### Extracto de página ###
Era la consecuencia de una opinión, explosiva, pero personal, honesta y necesaria para él. Dijo Saramago, además, que había sido “pensada y dolorosa”. Aquella frase simple de: “Hasta aquí he llegado”, publicada en el diario madrileño El País, no solo le ganó el reproche de Fidel Castro, sino de los ultra-izquierdistas de Chile que le gritaron “Saramago te queremos, pero a Cuba defendemos” cuando a pocos días llegaba el escritor de visita a Santiago y ellos se desgañitaban al pie de una puerta.
Pero el portugués era un hombre bastante sabio para entender cuál era su deber, y sabía que todo país es una trinidad (geográfica, sociológica y política) y que en el caso de Cuba una cosa era lo que determinada coyuntura hiciera bramar a Fidel Castro y otra lo que quisiera en la intimidad. Por eso deben haberlo entrevistado en Cubadebate a los pocos meses, y por eso subrayó allí que lo único que diría a los partidos de izquierda era que “todo lo que se le puede proponer a la gente está contenido en un documento burgués que se llama Declaración de los Derechos Humanos, aprobado en el año 1948 en Nueva York”.
Saramago regresó dos años después a Cuba respondiendo a la invitación del Ministerio de Cultura. Ese viaje, como todos los que haría a partir de estas fechas constituyó una prueba de fuerza para quien, curiosamente comenzaba a gestar la historia de un paquidermo en movimiento: “ir, ir, ir”, “caminar, caminar, caminar”.
Según el documental Pilar y José de Miguel Gonçalves Mendes, la escritura de El viaje del elefante arrancó el 2 de mayo de 2006, pero fue prolongándose por dos años, tiempos tortuosos en los que el escritor nunca se dejaba vencer por las circunstancias. Entre traslados, presentaciones y entrevistas; entre polémicas y solicitudes de apoyar causas mundiales, escribía. Llegaron los hospitales, las sillas de ruedas, la agudización de la enfermedad que lo arrastró al borde de la vida, y si no cayó fue porque Pilar del Río lo sostuvo fuerte reteniéndolo sobre la tierra.
### Entradas proporcionadas ###
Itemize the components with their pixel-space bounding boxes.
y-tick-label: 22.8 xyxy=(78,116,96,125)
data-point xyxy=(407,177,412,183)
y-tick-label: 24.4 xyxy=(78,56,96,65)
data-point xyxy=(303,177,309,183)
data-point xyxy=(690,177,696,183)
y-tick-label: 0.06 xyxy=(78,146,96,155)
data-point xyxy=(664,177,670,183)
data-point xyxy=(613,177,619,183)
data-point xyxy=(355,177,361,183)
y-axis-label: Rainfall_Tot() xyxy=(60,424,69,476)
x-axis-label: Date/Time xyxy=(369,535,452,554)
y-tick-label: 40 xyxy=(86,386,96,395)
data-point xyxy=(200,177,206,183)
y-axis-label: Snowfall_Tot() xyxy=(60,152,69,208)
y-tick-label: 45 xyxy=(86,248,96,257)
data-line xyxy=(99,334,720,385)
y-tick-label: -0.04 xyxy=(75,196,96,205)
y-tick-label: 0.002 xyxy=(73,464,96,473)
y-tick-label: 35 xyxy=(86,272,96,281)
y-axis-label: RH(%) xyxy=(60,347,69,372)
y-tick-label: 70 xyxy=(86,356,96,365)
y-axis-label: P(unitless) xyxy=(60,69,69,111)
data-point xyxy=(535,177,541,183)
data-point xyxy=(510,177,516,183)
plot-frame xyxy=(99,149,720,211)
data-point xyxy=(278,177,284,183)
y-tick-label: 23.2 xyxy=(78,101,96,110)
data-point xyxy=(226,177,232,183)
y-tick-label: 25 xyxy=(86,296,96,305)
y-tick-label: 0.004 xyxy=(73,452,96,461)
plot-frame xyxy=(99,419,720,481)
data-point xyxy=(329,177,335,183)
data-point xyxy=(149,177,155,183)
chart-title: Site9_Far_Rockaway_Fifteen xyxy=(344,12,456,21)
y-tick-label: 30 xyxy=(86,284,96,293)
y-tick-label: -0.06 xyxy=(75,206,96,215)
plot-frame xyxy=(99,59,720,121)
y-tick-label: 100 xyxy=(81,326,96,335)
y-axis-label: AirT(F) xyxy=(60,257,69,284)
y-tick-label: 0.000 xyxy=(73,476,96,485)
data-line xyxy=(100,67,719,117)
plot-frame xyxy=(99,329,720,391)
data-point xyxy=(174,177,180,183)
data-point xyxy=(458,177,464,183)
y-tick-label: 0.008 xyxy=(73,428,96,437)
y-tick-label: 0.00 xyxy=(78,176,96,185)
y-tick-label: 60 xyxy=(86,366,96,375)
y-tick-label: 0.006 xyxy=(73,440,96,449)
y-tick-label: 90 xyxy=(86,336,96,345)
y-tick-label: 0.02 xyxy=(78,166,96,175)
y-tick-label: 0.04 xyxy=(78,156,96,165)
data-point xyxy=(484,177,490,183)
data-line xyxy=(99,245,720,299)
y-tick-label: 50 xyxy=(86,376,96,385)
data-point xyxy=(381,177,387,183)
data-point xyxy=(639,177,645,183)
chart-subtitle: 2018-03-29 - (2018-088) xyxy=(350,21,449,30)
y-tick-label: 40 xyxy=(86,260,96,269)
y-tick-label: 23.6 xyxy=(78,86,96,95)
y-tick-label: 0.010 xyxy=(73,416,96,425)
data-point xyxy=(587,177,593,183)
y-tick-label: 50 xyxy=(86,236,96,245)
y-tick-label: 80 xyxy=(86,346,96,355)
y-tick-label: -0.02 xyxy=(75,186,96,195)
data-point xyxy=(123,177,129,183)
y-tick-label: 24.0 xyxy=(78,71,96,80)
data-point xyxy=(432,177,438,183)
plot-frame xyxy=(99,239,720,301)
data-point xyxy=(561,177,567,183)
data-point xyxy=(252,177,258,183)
###
[Tareas]
1 – Según el texto sobre Saramago, ¿qué institución lo invitó a regresar a Cuba dos años después?
2 – Transcriba sin alteraciones el pasaje del texto sobre Saramago que empieza en las palabras "Según el documental" y termina después de "sobre la tierra.".

[Respuestas por tarea]
1 – El Ministerio de Cultura.

2 –
Según el documental Pilar y José de Miguel Gonçalves Mendes, la escritura de El viaje del elefante arrancó el 2 de mayo de 2006, pero fue prolongándose por dos años, tiempos tortuosos en los que el escritor nunca se dejaba vencer por las circunstancias. Entre traslados, presentaciones y entrevistas; entre polémicas y solicitudes de apoyar causas mundiales, escribía. Llegaron los hospitales, las sillas de ruedas, la agudización de la enfermedad que lo arrastró al borde de la vida, y si no cayó fue porque Pilar del Río lo sostuvo fuerte reteniéndolo sobre la tierra.